__Task instructions__: Which lines hold the word "化学试剂"? Copy each of them.

__Excerpted records__:
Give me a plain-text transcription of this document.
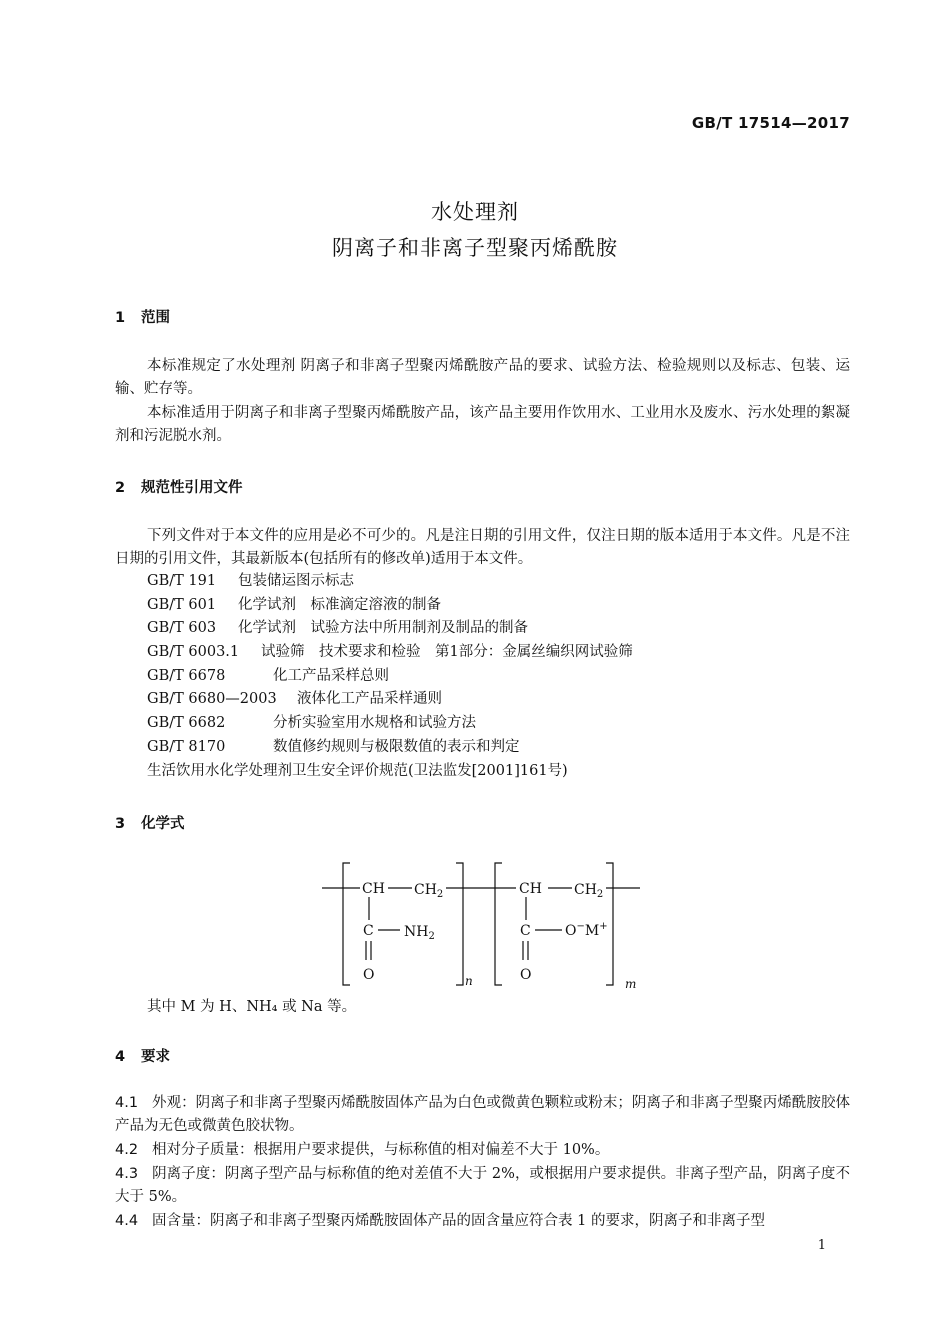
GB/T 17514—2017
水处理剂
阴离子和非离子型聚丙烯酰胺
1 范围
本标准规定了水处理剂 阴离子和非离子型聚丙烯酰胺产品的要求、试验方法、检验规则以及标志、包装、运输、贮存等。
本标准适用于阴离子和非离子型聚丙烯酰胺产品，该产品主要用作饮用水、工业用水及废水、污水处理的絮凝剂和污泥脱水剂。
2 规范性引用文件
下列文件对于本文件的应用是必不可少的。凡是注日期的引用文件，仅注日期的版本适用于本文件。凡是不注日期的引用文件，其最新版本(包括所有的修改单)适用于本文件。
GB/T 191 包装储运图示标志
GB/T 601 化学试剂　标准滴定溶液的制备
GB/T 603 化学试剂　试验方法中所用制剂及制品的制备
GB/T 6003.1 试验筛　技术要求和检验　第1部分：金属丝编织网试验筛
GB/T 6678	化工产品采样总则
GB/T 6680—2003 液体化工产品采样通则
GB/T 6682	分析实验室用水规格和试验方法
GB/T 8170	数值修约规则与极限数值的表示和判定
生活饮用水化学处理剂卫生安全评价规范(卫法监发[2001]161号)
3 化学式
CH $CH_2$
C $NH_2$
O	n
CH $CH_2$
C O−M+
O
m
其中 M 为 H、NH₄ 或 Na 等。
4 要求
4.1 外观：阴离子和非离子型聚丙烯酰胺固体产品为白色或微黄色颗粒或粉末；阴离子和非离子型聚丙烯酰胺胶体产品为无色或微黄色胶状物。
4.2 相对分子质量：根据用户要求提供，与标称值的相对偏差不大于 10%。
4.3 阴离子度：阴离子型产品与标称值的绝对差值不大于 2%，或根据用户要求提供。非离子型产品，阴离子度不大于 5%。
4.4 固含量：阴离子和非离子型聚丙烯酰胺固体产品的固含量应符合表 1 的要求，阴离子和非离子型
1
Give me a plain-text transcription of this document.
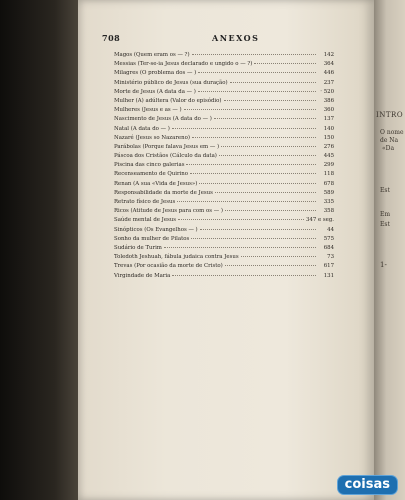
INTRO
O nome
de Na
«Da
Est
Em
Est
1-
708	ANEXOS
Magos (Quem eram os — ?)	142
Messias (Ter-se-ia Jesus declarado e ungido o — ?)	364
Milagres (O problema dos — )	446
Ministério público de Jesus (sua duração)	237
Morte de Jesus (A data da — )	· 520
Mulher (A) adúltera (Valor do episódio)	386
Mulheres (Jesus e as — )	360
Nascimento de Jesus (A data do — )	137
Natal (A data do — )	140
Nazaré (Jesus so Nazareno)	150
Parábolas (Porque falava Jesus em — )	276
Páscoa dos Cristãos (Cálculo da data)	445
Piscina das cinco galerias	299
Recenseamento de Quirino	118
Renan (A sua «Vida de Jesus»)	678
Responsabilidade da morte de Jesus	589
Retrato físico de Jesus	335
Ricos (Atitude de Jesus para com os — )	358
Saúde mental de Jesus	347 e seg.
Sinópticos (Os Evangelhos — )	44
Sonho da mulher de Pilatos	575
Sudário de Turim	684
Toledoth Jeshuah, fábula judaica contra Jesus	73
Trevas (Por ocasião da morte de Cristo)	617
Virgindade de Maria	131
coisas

__Complete output__:
GB/T 601 化学试剂　标准滴定溶液的制备
GB/T 603 化学试剂　试验方法中所用制剂及制品的制备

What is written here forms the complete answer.